**Task requirements**
Return each line of the listing below, unchanged, and omit the images.

-- Start --

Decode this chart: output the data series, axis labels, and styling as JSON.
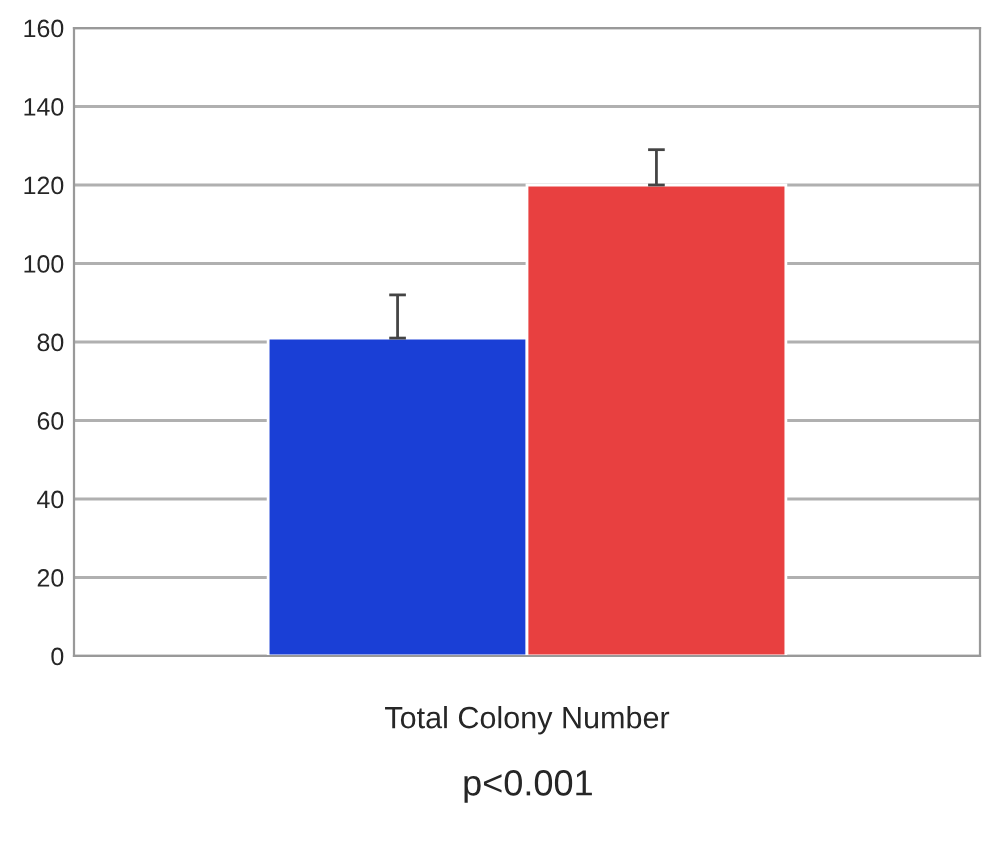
{
  "chart_data": {
    "type": "bar",
    "categories": [
      "Total Colony Number"
    ],
    "series": [
      {
        "color": "#1a3fd6",
        "values": [
          81
        ],
        "errors": [
          [
            81,
            92
          ]
        ]
      },
      {
        "color": "#e84040",
        "values": [
          120
        ],
        "errors": [
          [
            120,
            129
          ]
        ]
      }
    ],
    "ylim": [
      0,
      160
    ],
    "yticks": [
      0,
      20,
      40,
      60,
      80,
      100,
      120,
      140,
      160
    ],
    "grid": "y",
    "annotations": [
      "p<0.001"
    ]
  }
}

-- End --

**Task answer**
Decode this chart: output the data series, axis labels, and styling as JSON.
{
  "chart_data": {
    "type": "bar",
    "categories": [
      "Total Colony Number"
    ],
    "series": [
      {
        "color": "#1a3fd6",
        "values": [
          81
        ],
        "errors": [
          [
            81,
            92
          ]
        ]
      },
      {
        "color": "#e84040",
        "values": [
          120
        ],
        "errors": [
          [
            120,
            129
          ]
        ]
      }
    ],
    "ylim": [
      0,
      160
    ],
    "yticks": [
      0,
      20,
      40,
      60,
      80,
      100,
      120,
      140,
      160
    ],
    "grid": "y",
    "annotations": [
      "p<0.001"
    ]
  }
}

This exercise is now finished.